--- BEGIN ---

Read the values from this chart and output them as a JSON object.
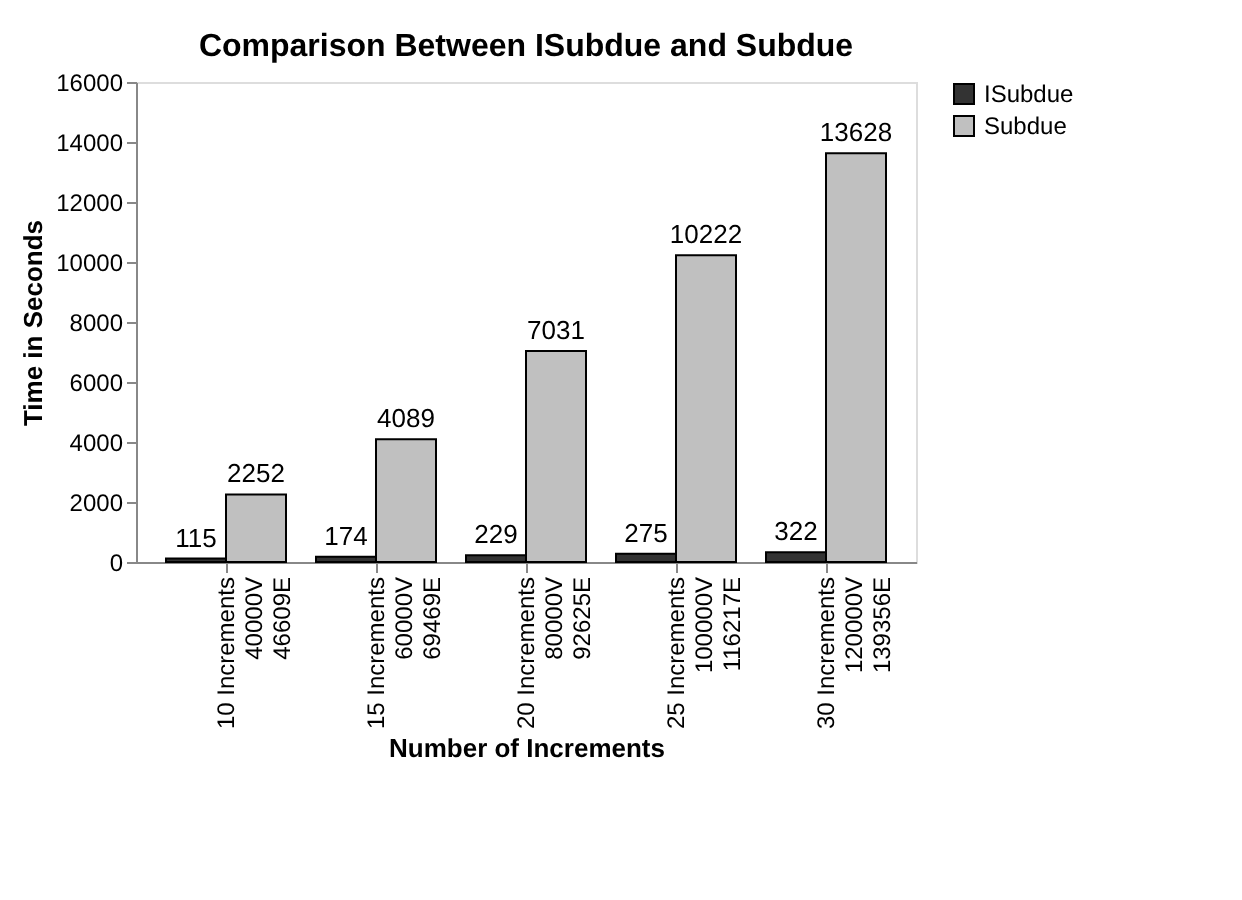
{
  "chart_data": {
    "type": "bar",
    "title": "Comparison Between ISubdue and Subdue",
    "xlabel": "Number of Increments",
    "ylabel": "Time in Seconds",
    "categories": [
      "10 Increments\n40000V\n46609E",
      "15 Increments\n60000V\n69469E",
      "20 Increments\n80000V\n92625E",
      "25 Increments\n100000V\n116217E",
      "30 Increments\n120000V\n139356E"
    ],
    "series": [
      {
        "name": "ISubdue",
        "color": "#333333",
        "values": [
          115,
          174,
          229,
          275,
          322
        ]
      },
      {
        "name": "Subdue",
        "color": "#c0c0c0",
        "values": [
          2252,
          4089,
          7031,
          10222,
          13628
        ]
      }
    ],
    "ylim": [
      0,
      16000
    ],
    "yticks": [
      0,
      2000,
      4000,
      6000,
      8000,
      10000,
      12000,
      14000,
      16000
    ],
    "data_labels": true,
    "grid": false,
    "legend": "right"
  }
}
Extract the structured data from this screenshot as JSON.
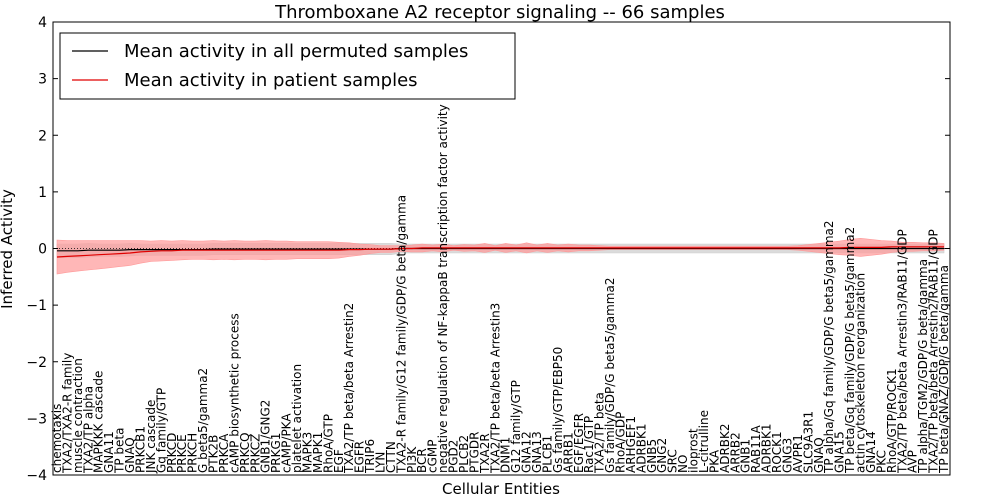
{
  "chart_data": {
    "type": "line",
    "title": "Thromboxane A2 receptor signaling -- 66 samples",
    "xlabel": "Cellular Entities",
    "ylabel": "Inferred Activity",
    "ylim": [
      -4,
      4
    ],
    "yticks": [
      -4,
      -3,
      -2,
      -1,
      0,
      1,
      2,
      3,
      4
    ],
    "ytick_labels": [
      "−4",
      "−3",
      "−2",
      "−1",
      "0",
      "1",
      "2",
      "3",
      "4"
    ],
    "grid": false,
    "legend": {
      "position": "top-left",
      "entries": [
        "Mean activity in all permuted samples",
        "Mean activity in patient samples"
      ]
    },
    "colors": {
      "permuted": "#000000",
      "patient": "#e00000",
      "patient_band": "#ff9999",
      "permuted_band": "#cfcfcf"
    },
    "categories": [
      "chemotaxis",
      "TXA2/TXA2-R family",
      "muscle contraction",
      "TXA2/TP alpha",
      "MAPKKK cascade",
      "GNA11",
      "TP beta",
      "GNAQ",
      "PRKCB1",
      "JNK cascade",
      "Gq family/GTP",
      "PRKCD",
      "PRKCE",
      "PRKCH",
      "G beta5/gamma2",
      "PTK2B",
      "PRKCA",
      "cAMP biosynthetic process",
      "PRKCQ",
      "PRKCZ",
      "GNB1/GNG2",
      "PRKG1",
      "cAMP/PKA",
      "platelet activation",
      "MAPK3",
      "MAPK1",
      "RhoA/GTP",
      "EGF",
      "TXA2/TP beta/beta Arrestin2",
      "EGFR",
      "TRIP6",
      "LYN",
      "CTTN",
      "TXA2-R family/G12 family/GDP/G beta/gamma",
      "PI3K",
      "BCR",
      "cGMP",
      "negative regulation of NF-kappaB transcription factor activity",
      "PGD2",
      "PLCB2",
      "PTGDR",
      "TXA2R",
      "TXA2/TP beta/beta Arrestin3",
      "DNM1",
      "G12 family/GTP",
      "GNA12",
      "GNA13",
      "PLCB1",
      "Gs family/GTP/EBP50",
      "ARRB1",
      "EGF/EGFR",
      "Rac1/GTP",
      "TXA2/TP beta",
      "Gs family/GDP/G beta5/gamma2",
      "RhoA/GDP",
      "ARHGEF1",
      "ADRBK1",
      "GNB5",
      "GNG2",
      "SRC",
      "NO",
      "iloprost",
      "L-citrulline",
      "PKA",
      "ADRBK2",
      "ARRB2",
      "GNB1",
      "RAB11A",
      "ADRBK1",
      "ROCK1",
      "GNG3",
      "AVPR1",
      "SLC9A3R1",
      "GNAQ",
      "TP alpha/Gq family/GDP/G beta5/gamma2",
      "GNA15",
      "TP beta/Gq family/GDP/G beta5/gamma2",
      "actin cytoskeleton reorganization",
      "GNA14",
      "PKC",
      "RhoA/GTP/ROCK1",
      "TXA2/TP beta/beta Arrestin3/RAB11/GDP",
      "AVP",
      "TP alpha/TGM2/GDP/G beta/gamma",
      "TXA2/TP beta/beta Arrestin2/RAB11/GDP",
      "TP beta/GNAZ/GDP/G beta/gamma"
    ],
    "series": [
      {
        "name": "Mean activity in all permuted samples",
        "values": [
          -0.04,
          -0.04,
          -0.04,
          -0.03,
          -0.03,
          -0.03,
          -0.03,
          -0.02,
          -0.02,
          -0.02,
          -0.02,
          -0.02,
          -0.02,
          -0.02,
          -0.02,
          -0.01,
          -0.01,
          -0.01,
          -0.01,
          -0.01,
          -0.01,
          -0.01,
          -0.01,
          -0.01,
          -0.01,
          -0.01,
          -0.01,
          -0.01,
          -0.01,
          -0.01,
          -0.01,
          -0.01,
          -0.01,
          0.0,
          0.0,
          0.0,
          0.0,
          0.0,
          0.0,
          0.0,
          0.0,
          0.0,
          0.0,
          0.0,
          0.0,
          0.0,
          0.0,
          0.0,
          0.0,
          0.0,
          0.0,
          0.0,
          0.0,
          0.0,
          0.0,
          0.0,
          0.0,
          0.0,
          0.0,
          0.0,
          0.0,
          0.0,
          0.0,
          0.0,
          0.0,
          0.0,
          0.0,
          0.0,
          0.0,
          0.0,
          0.0,
          0.0,
          0.0,
          0.0,
          0.0,
          0.0,
          0.0,
          0.0,
          0.0,
          0.0,
          0.0,
          0.0,
          0.0,
          0.0,
          0.0,
          0.0
        ],
        "spread": [
          0.12,
          0.12,
          0.12,
          0.12,
          0.11,
          0.11,
          0.11,
          0.11,
          0.1,
          0.1,
          0.1,
          0.1,
          0.1,
          0.1,
          0.1,
          0.1,
          0.1,
          0.1,
          0.1,
          0.1,
          0.1,
          0.1,
          0.1,
          0.1,
          0.1,
          0.1,
          0.1,
          0.1,
          0.1,
          0.1,
          0.1,
          0.1,
          0.1,
          0.08,
          0.08,
          0.08,
          0.08,
          0.08,
          0.08,
          0.08,
          0.08,
          0.08,
          0.08,
          0.08,
          0.08,
          0.08,
          0.08,
          0.08,
          0.08,
          0.08,
          0.08,
          0.08,
          0.08,
          0.08,
          0.08,
          0.08,
          0.08,
          0.08,
          0.08,
          0.08,
          0.08,
          0.08,
          0.08,
          0.08,
          0.08,
          0.08,
          0.08,
          0.08,
          0.08,
          0.08,
          0.08,
          0.08,
          0.08,
          0.08,
          0.08,
          0.08,
          0.08,
          0.08,
          0.08,
          0.08,
          0.08,
          0.08,
          0.08,
          0.08,
          0.08,
          0.08
        ]
      },
      {
        "name": "Mean activity in patient samples",
        "values": [
          -0.15,
          -0.14,
          -0.13,
          -0.12,
          -0.11,
          -0.1,
          -0.09,
          -0.08,
          -0.06,
          -0.05,
          -0.04,
          -0.04,
          -0.03,
          -0.03,
          -0.03,
          -0.03,
          -0.03,
          -0.03,
          -0.03,
          -0.03,
          -0.03,
          -0.03,
          -0.03,
          -0.03,
          -0.03,
          -0.03,
          -0.03,
          -0.03,
          -0.02,
          -0.02,
          -0.01,
          -0.01,
          -0.01,
          0.0,
          0.0,
          0.01,
          0.01,
          0.01,
          0.01,
          0.01,
          0.01,
          0.01,
          0.01,
          0.01,
          0.01,
          0.01,
          0.01,
          0.01,
          0.01,
          0.01,
          0.01,
          0.01,
          0.01,
          0.01,
          0.01,
          0.01,
          0.01,
          0.01,
          0.01,
          0.01,
          0.01,
          0.01,
          0.01,
          0.01,
          0.01,
          0.01,
          0.01,
          0.01,
          0.01,
          0.01,
          0.01,
          0.01,
          0.01,
          0.01,
          0.01,
          0.01,
          0.02,
          0.02,
          0.02,
          0.02,
          0.03,
          0.03,
          0.03,
          0.03,
          0.03,
          0.03
        ],
        "spread": [
          0.3,
          0.28,
          0.27,
          0.26,
          0.25,
          0.24,
          0.23,
          0.22,
          0.2,
          0.18,
          0.18,
          0.17,
          0.17,
          0.16,
          0.16,
          0.17,
          0.16,
          0.17,
          0.16,
          0.16,
          0.17,
          0.16,
          0.16,
          0.15,
          0.15,
          0.15,
          0.15,
          0.14,
          0.12,
          0.1,
          0.08,
          0.06,
          0.06,
          0.05,
          0.06,
          0.07,
          0.05,
          0.07,
          0.04,
          0.06,
          0.05,
          0.08,
          0.04,
          0.08,
          0.05,
          0.09,
          0.05,
          0.08,
          0.05,
          0.07,
          0.05,
          0.05,
          0.04,
          0.03,
          0.03,
          0.03,
          0.03,
          0.03,
          0.03,
          0.03,
          0.03,
          0.03,
          0.03,
          0.03,
          0.03,
          0.03,
          0.03,
          0.03,
          0.03,
          0.03,
          0.03,
          0.04,
          0.06,
          0.08,
          0.1,
          0.12,
          0.14,
          0.16,
          0.14,
          0.12,
          0.1,
          0.08,
          0.08,
          0.07,
          0.07,
          0.06
        ]
      }
    ]
  }
}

--- END ---

WHAT TO DO:
Lines that hold "alpha" are the ones to copy; find all of them.

RESULT OF THIS TASK:
      "TXA2/TP alpha",
      "TP alpha/Gq family/GDP/G beta5/gamma2",
      "TP alpha/TGM2/GDP/G beta/gamma",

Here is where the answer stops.